→ Exercise task:
Lines containing the string "chrome" are to be collected in full.

— Begin Records provided —

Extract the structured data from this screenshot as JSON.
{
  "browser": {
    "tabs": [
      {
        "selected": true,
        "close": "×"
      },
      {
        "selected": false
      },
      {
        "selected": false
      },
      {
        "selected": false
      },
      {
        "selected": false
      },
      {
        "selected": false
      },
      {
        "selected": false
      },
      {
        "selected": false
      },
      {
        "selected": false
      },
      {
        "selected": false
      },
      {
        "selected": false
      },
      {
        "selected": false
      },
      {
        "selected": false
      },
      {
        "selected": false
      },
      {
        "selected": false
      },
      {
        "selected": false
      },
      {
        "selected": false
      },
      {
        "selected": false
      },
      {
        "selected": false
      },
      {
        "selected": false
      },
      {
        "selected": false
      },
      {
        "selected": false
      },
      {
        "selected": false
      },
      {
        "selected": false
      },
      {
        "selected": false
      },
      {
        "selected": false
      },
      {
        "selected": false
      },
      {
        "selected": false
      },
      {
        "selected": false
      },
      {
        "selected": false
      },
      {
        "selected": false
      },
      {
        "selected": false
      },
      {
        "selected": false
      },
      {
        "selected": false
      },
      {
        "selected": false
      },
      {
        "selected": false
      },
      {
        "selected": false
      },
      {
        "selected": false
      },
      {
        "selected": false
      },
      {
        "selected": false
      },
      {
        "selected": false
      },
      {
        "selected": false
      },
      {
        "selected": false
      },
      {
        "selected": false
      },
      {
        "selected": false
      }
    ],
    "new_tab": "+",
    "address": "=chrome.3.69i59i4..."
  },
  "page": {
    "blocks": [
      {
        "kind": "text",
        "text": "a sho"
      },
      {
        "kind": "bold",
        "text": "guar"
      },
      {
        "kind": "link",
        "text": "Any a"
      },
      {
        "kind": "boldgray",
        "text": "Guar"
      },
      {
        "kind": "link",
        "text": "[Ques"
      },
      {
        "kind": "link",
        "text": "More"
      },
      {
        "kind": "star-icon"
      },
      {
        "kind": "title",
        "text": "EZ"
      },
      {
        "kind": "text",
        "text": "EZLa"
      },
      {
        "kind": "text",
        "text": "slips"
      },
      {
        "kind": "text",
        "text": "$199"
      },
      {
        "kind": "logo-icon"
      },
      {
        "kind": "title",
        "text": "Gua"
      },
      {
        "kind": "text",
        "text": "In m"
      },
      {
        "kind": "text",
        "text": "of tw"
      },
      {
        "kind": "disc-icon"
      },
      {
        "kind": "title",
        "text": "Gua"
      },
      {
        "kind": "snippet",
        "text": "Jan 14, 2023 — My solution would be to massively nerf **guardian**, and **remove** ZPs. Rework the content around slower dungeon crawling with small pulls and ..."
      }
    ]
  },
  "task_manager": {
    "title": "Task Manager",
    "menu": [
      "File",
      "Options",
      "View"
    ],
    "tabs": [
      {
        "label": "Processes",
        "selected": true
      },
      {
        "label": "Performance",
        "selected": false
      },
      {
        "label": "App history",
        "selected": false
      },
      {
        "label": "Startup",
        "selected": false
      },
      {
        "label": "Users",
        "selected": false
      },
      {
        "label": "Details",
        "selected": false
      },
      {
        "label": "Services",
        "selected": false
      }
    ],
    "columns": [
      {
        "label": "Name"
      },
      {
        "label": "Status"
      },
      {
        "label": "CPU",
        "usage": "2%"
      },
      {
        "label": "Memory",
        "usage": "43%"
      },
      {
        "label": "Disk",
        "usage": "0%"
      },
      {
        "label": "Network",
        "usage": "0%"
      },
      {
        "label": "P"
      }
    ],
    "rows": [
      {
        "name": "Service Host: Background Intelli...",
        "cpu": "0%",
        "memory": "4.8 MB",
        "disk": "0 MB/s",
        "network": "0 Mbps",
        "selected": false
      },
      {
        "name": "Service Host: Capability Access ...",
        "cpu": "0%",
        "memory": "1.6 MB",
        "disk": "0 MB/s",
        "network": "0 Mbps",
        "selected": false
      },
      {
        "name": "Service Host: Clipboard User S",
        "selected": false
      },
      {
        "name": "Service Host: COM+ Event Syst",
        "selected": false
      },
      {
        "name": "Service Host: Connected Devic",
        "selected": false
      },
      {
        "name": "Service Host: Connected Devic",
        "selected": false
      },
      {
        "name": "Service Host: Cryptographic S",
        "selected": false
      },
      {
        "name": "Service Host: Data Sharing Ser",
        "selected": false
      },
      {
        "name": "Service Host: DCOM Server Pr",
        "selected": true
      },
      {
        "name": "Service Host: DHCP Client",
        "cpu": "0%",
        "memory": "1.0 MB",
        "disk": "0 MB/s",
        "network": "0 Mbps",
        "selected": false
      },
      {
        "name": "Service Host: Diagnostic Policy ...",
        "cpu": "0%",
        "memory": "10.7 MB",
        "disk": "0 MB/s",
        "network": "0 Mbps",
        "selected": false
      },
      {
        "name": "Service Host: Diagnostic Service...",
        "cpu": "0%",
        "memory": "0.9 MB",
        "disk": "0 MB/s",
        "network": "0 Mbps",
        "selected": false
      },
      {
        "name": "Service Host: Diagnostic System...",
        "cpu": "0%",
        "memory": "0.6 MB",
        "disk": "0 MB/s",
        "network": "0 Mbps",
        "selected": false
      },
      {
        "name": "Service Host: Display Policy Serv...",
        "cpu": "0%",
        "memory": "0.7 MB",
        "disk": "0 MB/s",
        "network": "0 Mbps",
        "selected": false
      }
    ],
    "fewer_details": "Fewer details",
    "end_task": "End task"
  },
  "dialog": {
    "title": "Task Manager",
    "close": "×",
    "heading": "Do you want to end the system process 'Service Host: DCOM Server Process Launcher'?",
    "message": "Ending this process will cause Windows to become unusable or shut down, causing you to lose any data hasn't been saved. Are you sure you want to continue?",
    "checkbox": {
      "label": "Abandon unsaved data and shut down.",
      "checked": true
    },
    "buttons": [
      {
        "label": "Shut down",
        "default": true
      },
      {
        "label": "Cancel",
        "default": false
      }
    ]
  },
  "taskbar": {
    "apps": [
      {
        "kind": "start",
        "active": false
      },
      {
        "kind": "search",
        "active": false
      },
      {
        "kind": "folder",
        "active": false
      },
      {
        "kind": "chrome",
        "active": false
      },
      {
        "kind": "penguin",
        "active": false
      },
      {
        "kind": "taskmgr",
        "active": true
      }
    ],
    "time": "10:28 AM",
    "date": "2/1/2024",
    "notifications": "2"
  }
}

— End Records provided —

→ Answer in full:
    "address": "=chrome.3.69i59i4..."
        "kind": "chrome",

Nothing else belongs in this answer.